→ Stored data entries
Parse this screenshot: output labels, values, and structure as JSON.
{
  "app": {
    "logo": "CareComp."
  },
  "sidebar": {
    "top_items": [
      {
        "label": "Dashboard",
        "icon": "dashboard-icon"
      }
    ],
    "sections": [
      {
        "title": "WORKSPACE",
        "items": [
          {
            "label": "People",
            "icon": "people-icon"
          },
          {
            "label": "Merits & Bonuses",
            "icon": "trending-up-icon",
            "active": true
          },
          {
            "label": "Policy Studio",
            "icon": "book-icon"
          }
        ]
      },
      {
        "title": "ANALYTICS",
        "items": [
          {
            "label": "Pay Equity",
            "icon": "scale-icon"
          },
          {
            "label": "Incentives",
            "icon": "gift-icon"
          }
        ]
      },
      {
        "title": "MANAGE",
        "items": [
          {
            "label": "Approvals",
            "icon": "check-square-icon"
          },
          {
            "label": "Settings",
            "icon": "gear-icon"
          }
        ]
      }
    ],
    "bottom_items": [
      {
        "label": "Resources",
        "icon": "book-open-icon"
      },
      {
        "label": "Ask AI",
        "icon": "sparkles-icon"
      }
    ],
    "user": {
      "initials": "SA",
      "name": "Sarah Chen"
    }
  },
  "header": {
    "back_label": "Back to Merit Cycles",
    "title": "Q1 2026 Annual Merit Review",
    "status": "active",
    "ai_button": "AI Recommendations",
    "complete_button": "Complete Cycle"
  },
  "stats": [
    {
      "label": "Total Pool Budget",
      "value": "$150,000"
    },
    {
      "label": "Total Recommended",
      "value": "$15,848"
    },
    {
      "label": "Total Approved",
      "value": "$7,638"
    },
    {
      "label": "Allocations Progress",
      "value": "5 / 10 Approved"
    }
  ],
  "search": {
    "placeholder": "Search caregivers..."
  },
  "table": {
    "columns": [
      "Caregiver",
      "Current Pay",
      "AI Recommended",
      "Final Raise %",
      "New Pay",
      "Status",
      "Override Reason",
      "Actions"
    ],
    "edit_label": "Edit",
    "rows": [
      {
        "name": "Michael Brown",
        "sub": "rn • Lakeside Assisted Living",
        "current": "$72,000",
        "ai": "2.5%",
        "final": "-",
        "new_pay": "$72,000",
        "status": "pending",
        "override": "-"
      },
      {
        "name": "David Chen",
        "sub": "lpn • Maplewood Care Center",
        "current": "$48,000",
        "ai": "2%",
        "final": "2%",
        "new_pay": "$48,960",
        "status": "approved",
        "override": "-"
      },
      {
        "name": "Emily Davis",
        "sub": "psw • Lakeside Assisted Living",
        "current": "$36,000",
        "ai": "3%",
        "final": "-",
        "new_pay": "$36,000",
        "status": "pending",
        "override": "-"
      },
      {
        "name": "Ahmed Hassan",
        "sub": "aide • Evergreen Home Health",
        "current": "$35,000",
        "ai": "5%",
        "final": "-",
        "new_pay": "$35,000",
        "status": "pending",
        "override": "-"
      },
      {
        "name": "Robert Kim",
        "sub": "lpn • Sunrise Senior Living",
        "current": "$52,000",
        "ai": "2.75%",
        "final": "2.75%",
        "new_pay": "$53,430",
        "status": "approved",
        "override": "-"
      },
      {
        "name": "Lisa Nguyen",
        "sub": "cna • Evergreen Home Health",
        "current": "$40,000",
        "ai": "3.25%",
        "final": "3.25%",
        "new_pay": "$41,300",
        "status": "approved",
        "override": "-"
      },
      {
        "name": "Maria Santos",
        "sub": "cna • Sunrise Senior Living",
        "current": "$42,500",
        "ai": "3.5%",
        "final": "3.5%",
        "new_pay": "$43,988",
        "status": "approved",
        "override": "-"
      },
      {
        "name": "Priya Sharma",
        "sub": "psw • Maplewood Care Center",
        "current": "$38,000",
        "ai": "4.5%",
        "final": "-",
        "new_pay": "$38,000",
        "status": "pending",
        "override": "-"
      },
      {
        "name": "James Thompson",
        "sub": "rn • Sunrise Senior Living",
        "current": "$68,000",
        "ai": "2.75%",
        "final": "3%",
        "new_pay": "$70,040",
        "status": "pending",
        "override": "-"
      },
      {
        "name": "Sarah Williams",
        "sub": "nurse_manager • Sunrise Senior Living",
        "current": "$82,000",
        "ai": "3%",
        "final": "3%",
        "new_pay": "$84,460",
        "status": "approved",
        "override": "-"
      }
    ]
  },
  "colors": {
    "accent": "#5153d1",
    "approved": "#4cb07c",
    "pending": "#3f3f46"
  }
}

→ What you have to do
Count how many lines include the string "Lakeside". Nothing but the number is needed.

→ Written answer
2